Can you output the material exactly as written, minus any pictures it holds?

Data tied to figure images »
(begin)
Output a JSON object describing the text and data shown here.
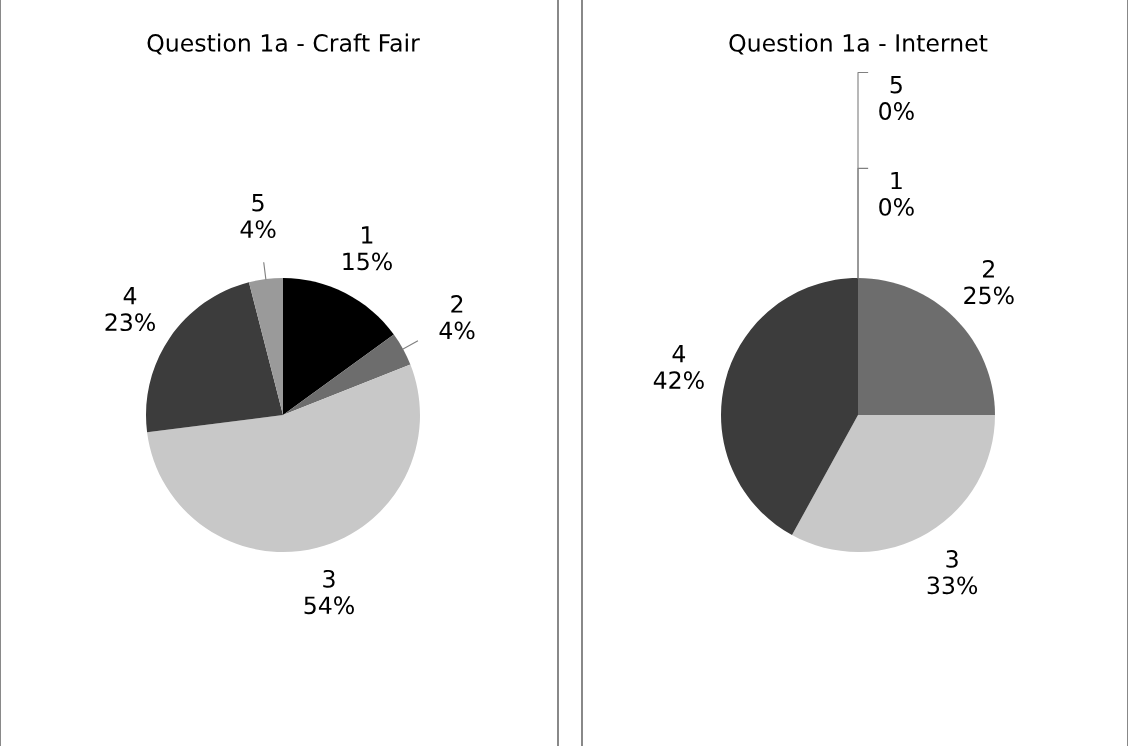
{
  "chart_data": [
    {
      "type": "pie",
      "title": "Question 1a - Craft Fair",
      "categories": [
        "1",
        "2",
        "3",
        "4",
        "5"
      ],
      "values": [
        15,
        4,
        54,
        23,
        4
      ],
      "value_labels": [
        "15%",
        "4%",
        "54%",
        "23%",
        "4%"
      ],
      "colors": [
        "#000000",
        "#6d6d6d",
        "#c8c8c8",
        "#3c3c3c",
        "#9a9a9a"
      ]
    },
    {
      "type": "pie",
      "title": "Question 1a - Internet",
      "categories": [
        "1",
        "2",
        "3",
        "4",
        "5"
      ],
      "values": [
        0,
        25,
        33,
        42,
        0
      ],
      "value_labels": [
        "0%",
        "25%",
        "33%",
        "42%",
        "0%"
      ],
      "colors": [
        "#000000",
        "#6d6d6d",
        "#c8c8c8",
        "#3c3c3c",
        "#9a9a9a"
      ]
    }
  ]
}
(end)
RESPONSE FOR THIS EXERCISE »
Output a JSON object describing the text and data shown here.
{
  "chart_data": [
    {
      "type": "pie",
      "title": "Question 1a - Craft Fair",
      "categories": [
        "1",
        "2",
        "3",
        "4",
        "5"
      ],
      "values": [
        15,
        4,
        54,
        23,
        4
      ],
      "value_labels": [
        "15%",
        "4%",
        "54%",
        "23%",
        "4%"
      ],
      "colors": [
        "#000000",
        "#6d6d6d",
        "#c8c8c8",
        "#3c3c3c",
        "#9a9a9a"
      ]
    },
    {
      "type": "pie",
      "title": "Question 1a - Internet",
      "categories": [
        "1",
        "2",
        "3",
        "4",
        "5"
      ],
      "values": [
        0,
        25,
        33,
        42,
        0
      ],
      "value_labels": [
        "0%",
        "25%",
        "33%",
        "42%",
        "0%"
      ],
      "colors": [
        "#000000",
        "#6d6d6d",
        "#c8c8c8",
        "#3c3c3c",
        "#9a9a9a"
      ]
    }
  ]
}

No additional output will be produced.